Copy every entry word for word. Skip the pictures.

_SUPPLIED RECORDS_
*****

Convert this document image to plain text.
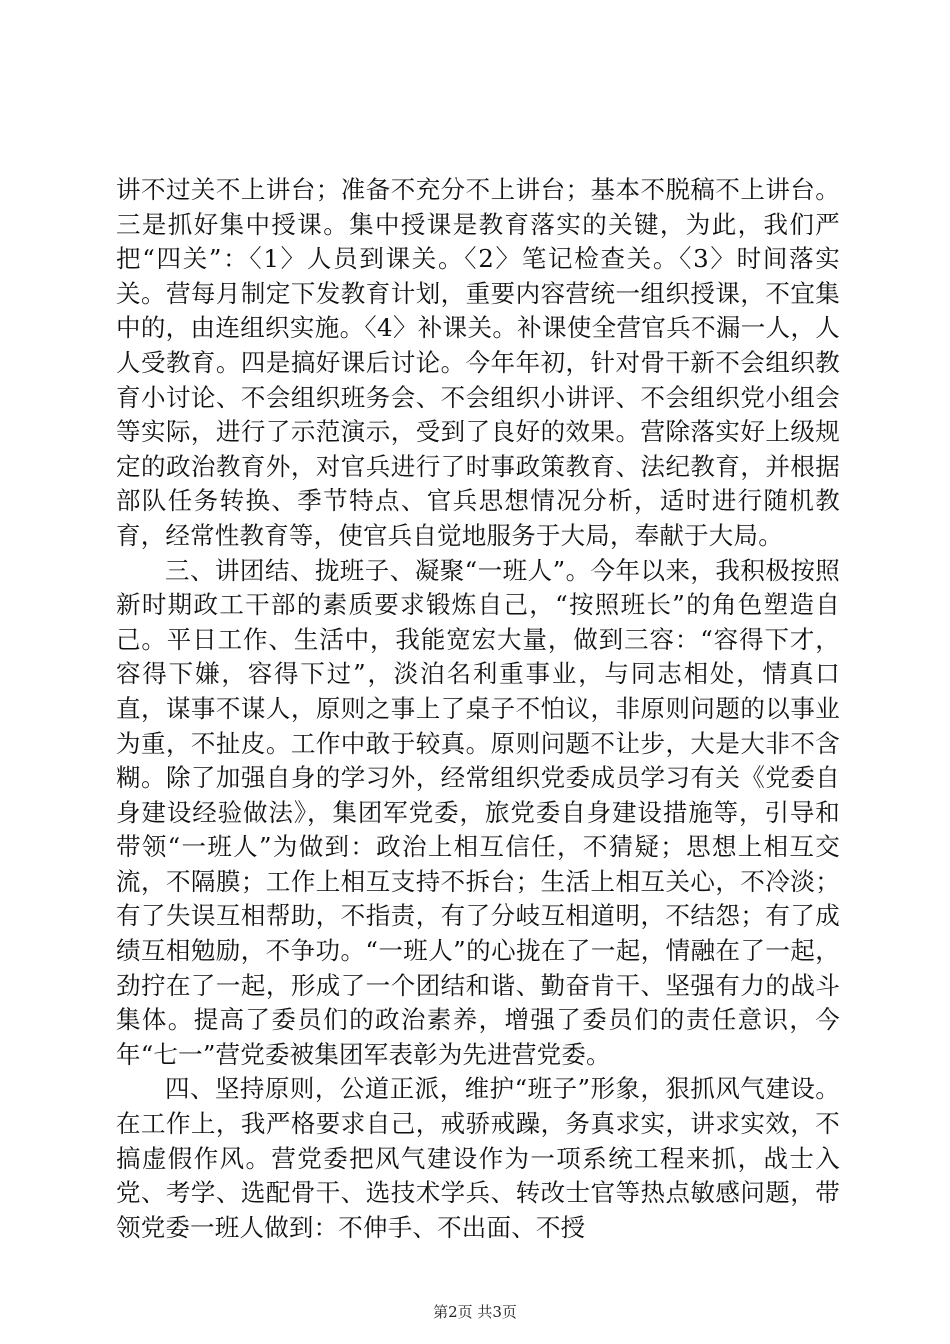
讲不过关不上讲台；准备不充分不上讲台；基本不脱稿不上讲台。三是抓好集中授课。集中授课是教育落实的关键，为此，我们严把“四关”：〈1〉人员到课关。〈2〉笔记检查关。〈3〉时间落实关。营每月制定下发教育计划，重要内容营统一组织授课，不宜集中的，由连组织实施。〈4〉补课关。补课使全营官兵不漏一人，人人受教育。四是搞好课后讨论。今年年初，针对骨干新不会组织教育小讨论、不会组织班务会、不会组织小讲评、不会组织党小组会等实际，进行了示范演示，受到了良好的效果。营除落实好上级规定的政治教育外，对官兵进行了时事政策教育、法纪教育，并根据部队任务转换、季节特点、官兵思想情况分析，适时进行随机教育，经常性教育等，使官兵自觉地服务于大局，奉献于大局。

三、讲团结、拢班子、凝聚“一班人”。今年以来，我积极按照新时期政工干部的素质要求锻炼自己，“按照班长”的角色塑造自己。平日工作、生活中，我能宽宏大量，做到三容：“容得下才，容得下嫌，容得下过”，淡泊名利重事业，与同志相处，情真口直，谋事不谋人，原则之事上了桌子不怕议，非原则问题的以事业为重，不扯皮。工作中敢于较真。原则问题不让步，大是大非不含糊。除了加强自身的学习外，经常组织党委成员学习有关《党委自身建设经验做法》，集团军党委，旅党委自身建设措施等，引导和带领“一班人”为做到：政治上相互信任，不猜疑；思想上相互交流，不隔膜；工作上相互支持不拆台；生活上相互关心，不冷淡；有了失误互相帮助，不指责，有了分岐互相道明，不结怨；有了成绩互相勉励，不争功。“一班人”的心拢在了一起，情融在了一起，劲拧在了一起，形成了一个团结和谐、勤奋肯干、坚强有力的战斗集体。提高了委员们的政治素养，增强了委员们的责任意识，今年“七一”营党委被集团军表彰为先进营党委。

四、坚持原则，公道正派，维护“班子”形象，狠抓风气建设。在工作上，我严格要求自己，戒骄戒躁，务真求实，讲求实效，不搞虚假作风。营党委把风气建设作为一项系统工程来抓，战士入党、考学、选配骨干、选技术学兵、转改士官等热点敏感问题，带领党委一班人做到：不伸手、不出面、不授

第2页 共3页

*****

_FINAL RESULT_
Convert this document image to plain text.
讲不过关不上讲台；准备不充分不上讲台；基本不脱稿不上讲台。三是抓好集中授课。集中授课是教育落实的关键，为此，我们严把“四关”：〈1〉人员到课关。〈2〉笔记检查关。〈3〉时间落实关。营每月制定下发教育计划，重要内容营统一组织授课，不宜集中的，由连组织实施。〈4〉补课关。补课使全营官兵不漏一人，人人受教育。四是搞好课后讨论。今年年初，针对骨干新不会组织教育小讨论、不会组织班务会、不会组织小讲评、不会组织党小组会等实际，进行了示范演示，受到了良好的效果。营除落实好上级规定的政治教育外，对官兵进行了时事政策教育、法纪教育，并根据部队任务转换、季节特点、官兵思想情况分析，适时进行随机教育，经常性教育等，使官兵自觉地服务于大局，奉献于大局。

三、讲团结、拢班子、凝聚“一班人”。今年以来，我积极按照新时期政工干部的素质要求锻炼自己，“按照班长”的角色塑造自己。平日工作、生活中，我能宽宏大量，做到三容：“容得下才，容得下嫌，容得下过”，淡泊名利重事业，与同志相处，情真口直，谋事不谋人，原则之事上了桌子不怕议，非原则问题的以事业为重，不扯皮。工作中敢于较真。原则问题不让步，大是大非不含糊。除了加强自身的学习外，经常组织党委成员学习有关《党委自身建设经验做法》，集团军党委，旅党委自身建设措施等，引导和带领“一班人”为做到：政治上相互信任，不猜疑；思想上相互交流，不隔膜；工作上相互支持不拆台；生活上相互关心，不冷淡；有了失误互相帮助，不指责，有了分岐互相道明，不结怨；有了成绩互相勉励，不争功。“一班人”的心拢在了一起，情融在了一起，劲拧在了一起，形成了一个团结和谐、勤奋肯干、坚强有力的战斗集体。提高了委员们的政治素养，增强了委员们的责任意识，今年“七一”营党委被集团军表彰为先进营党委。

四、坚持原则，公道正派，维护“班子”形象，狠抓风气建设。在工作上，我严格要求自己，戒骄戒躁，务真求实，讲求实效，不搞虚假作风。营党委把风气建设作为一项系统工程来抓，战士入党、考学、选配骨干、选技术学兵、转改士官等热点敏感问题，带领党委一班人做到：不伸手、不出面、不授

第2页 共3页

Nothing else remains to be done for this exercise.